- **Written exercise**:
The records below must be copied in full; omit the images.
>> BEGIN Input material
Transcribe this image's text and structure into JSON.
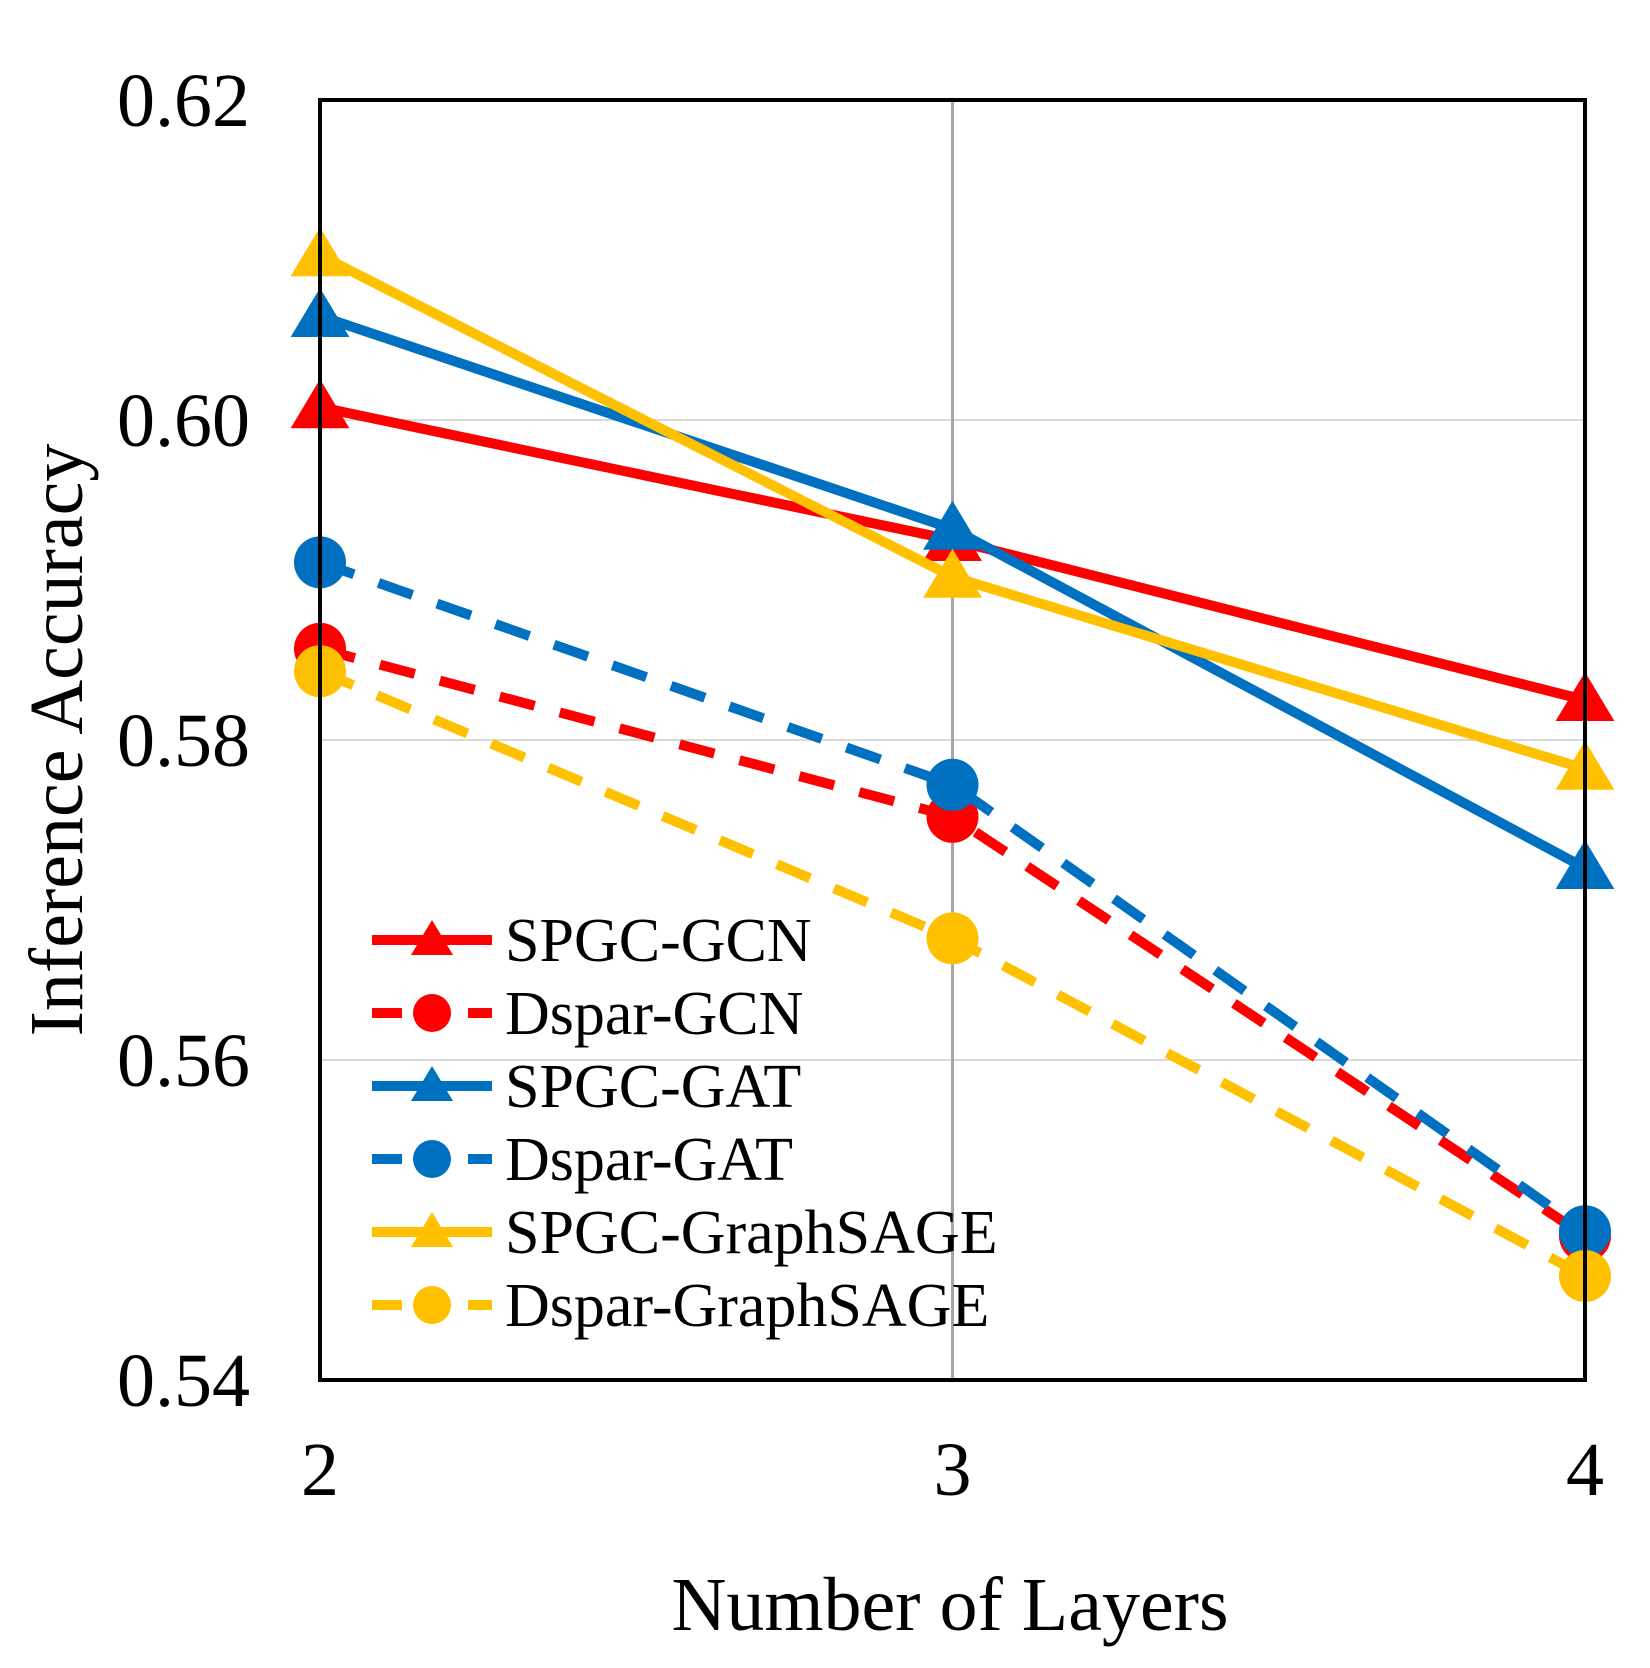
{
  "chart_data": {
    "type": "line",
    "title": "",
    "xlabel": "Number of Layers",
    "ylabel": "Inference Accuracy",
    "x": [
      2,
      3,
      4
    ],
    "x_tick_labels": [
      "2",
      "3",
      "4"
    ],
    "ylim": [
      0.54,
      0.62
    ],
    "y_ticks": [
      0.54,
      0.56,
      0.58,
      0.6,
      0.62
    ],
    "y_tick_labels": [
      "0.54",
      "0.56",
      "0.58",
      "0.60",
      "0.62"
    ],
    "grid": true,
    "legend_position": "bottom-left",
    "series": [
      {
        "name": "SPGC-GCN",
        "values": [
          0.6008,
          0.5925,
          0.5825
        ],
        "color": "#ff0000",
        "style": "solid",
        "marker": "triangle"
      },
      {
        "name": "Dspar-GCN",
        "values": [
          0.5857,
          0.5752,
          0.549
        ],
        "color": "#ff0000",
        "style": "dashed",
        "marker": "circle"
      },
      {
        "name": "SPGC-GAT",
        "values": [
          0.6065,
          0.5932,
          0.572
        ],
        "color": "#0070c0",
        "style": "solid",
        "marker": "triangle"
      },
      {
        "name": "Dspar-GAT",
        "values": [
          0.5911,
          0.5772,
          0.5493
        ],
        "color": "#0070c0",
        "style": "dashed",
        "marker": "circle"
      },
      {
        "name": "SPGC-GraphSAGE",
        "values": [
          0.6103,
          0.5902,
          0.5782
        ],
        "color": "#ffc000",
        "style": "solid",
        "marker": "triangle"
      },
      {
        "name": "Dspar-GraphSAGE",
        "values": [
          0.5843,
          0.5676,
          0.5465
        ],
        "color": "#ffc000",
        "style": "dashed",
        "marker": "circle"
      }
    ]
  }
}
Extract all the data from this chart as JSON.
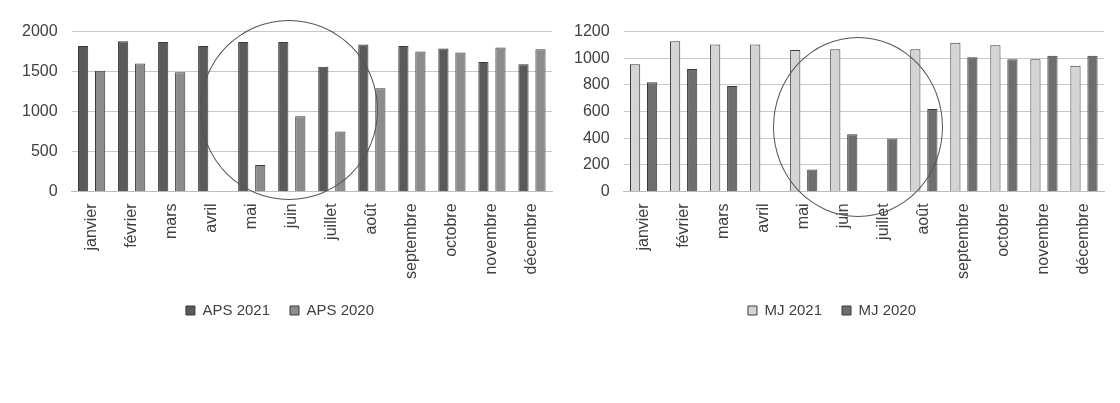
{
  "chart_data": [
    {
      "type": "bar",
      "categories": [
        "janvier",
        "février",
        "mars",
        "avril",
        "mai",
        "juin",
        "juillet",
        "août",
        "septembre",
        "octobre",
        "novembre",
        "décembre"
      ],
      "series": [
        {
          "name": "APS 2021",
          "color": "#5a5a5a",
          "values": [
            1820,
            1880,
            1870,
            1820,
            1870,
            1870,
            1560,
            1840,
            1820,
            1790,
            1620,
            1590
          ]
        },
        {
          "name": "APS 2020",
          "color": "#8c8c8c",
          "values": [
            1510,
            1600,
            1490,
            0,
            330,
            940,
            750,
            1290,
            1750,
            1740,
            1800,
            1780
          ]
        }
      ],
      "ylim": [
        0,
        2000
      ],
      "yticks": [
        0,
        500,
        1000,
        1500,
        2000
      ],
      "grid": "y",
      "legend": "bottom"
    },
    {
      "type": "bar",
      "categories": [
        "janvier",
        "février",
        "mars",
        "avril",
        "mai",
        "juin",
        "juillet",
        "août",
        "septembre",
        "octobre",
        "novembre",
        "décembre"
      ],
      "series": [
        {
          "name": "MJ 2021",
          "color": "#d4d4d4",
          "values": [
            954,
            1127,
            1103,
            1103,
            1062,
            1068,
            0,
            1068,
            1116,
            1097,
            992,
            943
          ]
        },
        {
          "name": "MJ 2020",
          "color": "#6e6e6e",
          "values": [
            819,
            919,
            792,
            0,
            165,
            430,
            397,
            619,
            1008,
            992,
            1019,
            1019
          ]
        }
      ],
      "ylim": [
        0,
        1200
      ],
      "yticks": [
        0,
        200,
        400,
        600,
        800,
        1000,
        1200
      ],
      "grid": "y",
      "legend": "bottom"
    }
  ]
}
>> END Input material
- **Solution to this task**:
Transcribe this image's text and structure into JSON.
{
  "chart_data": {
    "type": "line",
    "title": "",
    "xlabel": "Number of Layers",
    "ylabel": "Inference Accuracy",
    "x": [
      2,
      3,
      4
    ],
    "x_tick_labels": [
      "2",
      "3",
      "4"
    ],
    "ylim": [
      0.54,
      0.62
    ],
    "y_ticks": [
      0.54,
      0.56,
      0.58,
      0.6,
      0.62
    ],
    "y_tick_labels": [
      "0.54",
      "0.56",
      "0.58",
      "0.60",
      "0.62"
    ],
    "grid": true,
    "legend_position": "bottom-left",
    "series": [
      {
        "name": "SPGC-GCN",
        "values": [
          0.6008,
          0.5925,
          0.5825
        ],
        "color": "#ff0000",
        "style": "solid",
        "marker": "triangle"
      },
      {
        "name": "Dspar-GCN",
        "values": [
          0.5857,
          0.5752,
          0.549
        ],
        "color": "#ff0000",
        "style": "dashed",
        "marker": "circle"
      },
      {
        "name": "SPGC-GAT",
        "values": [
          0.6065,
          0.5932,
          0.572
        ],
        "color": "#0070c0",
        "style": "solid",
        "marker": "triangle"
      },
      {
        "name": "Dspar-GAT",
        "values": [
          0.5911,
          0.5772,
          0.5493
        ],
        "color": "#0070c0",
        "style": "dashed",
        "marker": "circle"
      },
      {
        "name": "SPGC-GraphSAGE",
        "values": [
          0.6103,
          0.5902,
          0.5782
        ],
        "color": "#ffc000",
        "style": "solid",
        "marker": "triangle"
      },
      {
        "name": "Dspar-GraphSAGE",
        "values": [
          0.5843,
          0.5676,
          0.5465
        ],
        "color": "#ffc000",
        "style": "dashed",
        "marker": "circle"
      }
    ]
  }
}
Extract all the data from this chart as JSON.
{
  "chart_data": [
    {
      "type": "bar",
      "categories": [
        "janvier",
        "février",
        "mars",
        "avril",
        "mai",
        "juin",
        "juillet",
        "août",
        "septembre",
        "octobre",
        "novembre",
        "décembre"
      ],
      "series": [
        {
          "name": "APS 2021",
          "color": "#5a5a5a",
          "values": [
            1820,
            1880,
            1870,
            1820,
            1870,
            1870,
            1560,
            1840,
            1820,
            1790,
            1620,
            1590
          ]
        },
        {
          "name": "APS 2020",
          "color": "#8c8c8c",
          "values": [
            1510,
            1600,
            1490,
            0,
            330,
            940,
            750,
            1290,
            1750,
            1740,
            1800,
            1780
          ]
        }
      ],
      "ylim": [
        0,
        2000
      ],
      "yticks": [
        0,
        500,
        1000,
        1500,
        2000
      ],
      "grid": "y",
      "legend": "bottom"
    },
    {
      "type": "bar",
      "categories": [
        "janvier",
        "février",
        "mars",
        "avril",
        "mai",
        "juin",
        "juillet",
        "août",
        "septembre",
        "octobre",
        "novembre",
        "décembre"
      ],
      "series": [
        {
          "name": "MJ 2021",
          "color": "#d4d4d4",
          "values": [
            954,
            1127,
            1103,
            1103,
            1062,
            1068,
            0,
            1068,
            1116,
            1097,
            992,
            943
          ]
        },
        {
          "name": "MJ 2020",
          "color": "#6e6e6e",
          "values": [
            819,
            919,
            792,
            0,
            165,
            430,
            397,
            619,
            1008,
            992,
            1019,
            1019
          ]
        }
      ],
      "ylim": [
        0,
        1200
      ],
      "yticks": [
        0,
        200,
        400,
        600,
        800,
        1000,
        1200
      ],
      "grid": "y",
      "legend": "bottom"
    }
  ]
}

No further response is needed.